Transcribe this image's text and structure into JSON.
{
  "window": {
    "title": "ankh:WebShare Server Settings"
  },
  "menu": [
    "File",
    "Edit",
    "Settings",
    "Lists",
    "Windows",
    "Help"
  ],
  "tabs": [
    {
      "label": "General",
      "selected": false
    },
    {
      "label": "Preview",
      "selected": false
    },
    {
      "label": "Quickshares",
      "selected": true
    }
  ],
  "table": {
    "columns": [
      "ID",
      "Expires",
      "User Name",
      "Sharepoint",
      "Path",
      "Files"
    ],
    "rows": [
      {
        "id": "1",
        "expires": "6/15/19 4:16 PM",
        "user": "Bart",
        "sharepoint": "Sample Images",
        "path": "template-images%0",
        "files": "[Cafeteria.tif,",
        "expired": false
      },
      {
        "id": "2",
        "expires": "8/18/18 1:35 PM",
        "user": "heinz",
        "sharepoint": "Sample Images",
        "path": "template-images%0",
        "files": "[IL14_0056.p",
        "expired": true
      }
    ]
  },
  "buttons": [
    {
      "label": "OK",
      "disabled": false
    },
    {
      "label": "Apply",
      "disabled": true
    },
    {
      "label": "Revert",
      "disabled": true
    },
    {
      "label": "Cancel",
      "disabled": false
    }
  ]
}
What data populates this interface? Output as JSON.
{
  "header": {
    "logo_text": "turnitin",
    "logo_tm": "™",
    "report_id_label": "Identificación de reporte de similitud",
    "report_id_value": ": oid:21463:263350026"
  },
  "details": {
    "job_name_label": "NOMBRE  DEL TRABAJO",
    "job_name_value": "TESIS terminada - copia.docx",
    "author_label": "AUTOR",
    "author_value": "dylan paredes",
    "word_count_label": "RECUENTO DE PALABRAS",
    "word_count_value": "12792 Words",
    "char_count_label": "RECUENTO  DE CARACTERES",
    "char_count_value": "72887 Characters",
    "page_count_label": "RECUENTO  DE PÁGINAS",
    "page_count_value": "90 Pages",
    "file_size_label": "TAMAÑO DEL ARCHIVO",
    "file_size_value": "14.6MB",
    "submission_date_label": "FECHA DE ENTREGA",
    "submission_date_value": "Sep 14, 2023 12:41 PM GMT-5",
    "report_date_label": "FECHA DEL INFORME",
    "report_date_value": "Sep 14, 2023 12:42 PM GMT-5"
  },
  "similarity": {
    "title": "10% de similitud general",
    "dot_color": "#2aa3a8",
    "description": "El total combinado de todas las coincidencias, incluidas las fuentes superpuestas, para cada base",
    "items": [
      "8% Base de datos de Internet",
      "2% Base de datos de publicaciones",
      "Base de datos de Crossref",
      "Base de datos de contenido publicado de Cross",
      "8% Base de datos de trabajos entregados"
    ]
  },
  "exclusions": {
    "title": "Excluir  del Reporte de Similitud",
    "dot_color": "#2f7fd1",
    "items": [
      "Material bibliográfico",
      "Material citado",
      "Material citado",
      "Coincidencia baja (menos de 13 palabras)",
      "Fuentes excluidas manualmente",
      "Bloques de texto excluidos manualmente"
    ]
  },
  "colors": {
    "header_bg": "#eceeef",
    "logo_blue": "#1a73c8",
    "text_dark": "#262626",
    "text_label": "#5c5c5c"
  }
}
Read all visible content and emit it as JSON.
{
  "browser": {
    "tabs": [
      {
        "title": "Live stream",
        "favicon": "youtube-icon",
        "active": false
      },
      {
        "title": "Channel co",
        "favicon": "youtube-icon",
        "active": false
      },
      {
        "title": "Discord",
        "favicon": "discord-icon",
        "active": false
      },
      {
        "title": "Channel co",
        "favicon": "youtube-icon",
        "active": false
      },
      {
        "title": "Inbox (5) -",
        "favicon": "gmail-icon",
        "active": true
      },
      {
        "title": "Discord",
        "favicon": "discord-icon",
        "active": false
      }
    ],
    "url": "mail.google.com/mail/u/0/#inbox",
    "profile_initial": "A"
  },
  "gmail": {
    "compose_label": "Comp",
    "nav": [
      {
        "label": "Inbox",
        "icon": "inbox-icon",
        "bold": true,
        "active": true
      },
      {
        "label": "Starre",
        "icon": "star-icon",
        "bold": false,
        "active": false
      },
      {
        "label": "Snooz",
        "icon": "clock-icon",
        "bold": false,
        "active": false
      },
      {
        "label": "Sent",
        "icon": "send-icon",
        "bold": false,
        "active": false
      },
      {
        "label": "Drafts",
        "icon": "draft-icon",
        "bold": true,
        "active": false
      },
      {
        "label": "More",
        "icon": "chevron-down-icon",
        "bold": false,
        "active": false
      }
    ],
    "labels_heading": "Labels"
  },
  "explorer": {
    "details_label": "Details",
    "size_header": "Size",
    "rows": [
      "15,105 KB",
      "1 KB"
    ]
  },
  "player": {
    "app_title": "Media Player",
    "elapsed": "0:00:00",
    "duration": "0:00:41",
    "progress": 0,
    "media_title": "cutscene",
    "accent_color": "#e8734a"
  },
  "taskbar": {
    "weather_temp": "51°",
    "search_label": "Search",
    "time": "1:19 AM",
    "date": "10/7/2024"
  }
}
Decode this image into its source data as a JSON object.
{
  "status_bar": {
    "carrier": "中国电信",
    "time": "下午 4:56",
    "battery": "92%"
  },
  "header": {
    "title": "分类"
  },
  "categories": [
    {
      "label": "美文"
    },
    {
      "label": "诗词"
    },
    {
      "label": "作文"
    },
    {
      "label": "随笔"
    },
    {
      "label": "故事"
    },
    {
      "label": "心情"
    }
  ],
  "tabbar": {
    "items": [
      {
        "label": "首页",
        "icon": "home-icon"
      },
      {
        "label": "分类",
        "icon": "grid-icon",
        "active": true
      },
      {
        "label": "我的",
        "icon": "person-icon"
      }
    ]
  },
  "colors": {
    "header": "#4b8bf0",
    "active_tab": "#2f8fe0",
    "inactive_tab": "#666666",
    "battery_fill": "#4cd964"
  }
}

EXERCISE
Locate the line with "Decode this image" in the entries above; extract it and every line after it, verbatim.

FINISHED TASK
Decode this image into its source data as a JSON object.
{
  "status_bar": {
    "carrier": "中国电信",
    "time": "下午 4:56",
    "battery": "92%"
  },
  "header": {
    "title": "分类"
  },
  "categories": [
    {
      "label": "美文"
    },
    {
      "label": "诗词"
    },
    {
      "label": "作文"
    },
    {
      "label": "随笔"
    },
    {
      "label": "故事"
    },
    {
      "label": "心情"
    }
  ],
  "tabbar": {
    "items": [
      {
        "label": "首页",
        "icon": "home-icon"
      },
      {
        "label": "分类",
        "icon": "grid-icon",
        "active": true
      },
      {
        "label": "我的",
        "icon": "person-icon"
      }
    ]
  },
  "colors": {
    "header": "#4b8bf0",
    "active_tab": "#2f8fe0",
    "inactive_tab": "#666666",
    "battery_fill": "#4cd964"
  }
}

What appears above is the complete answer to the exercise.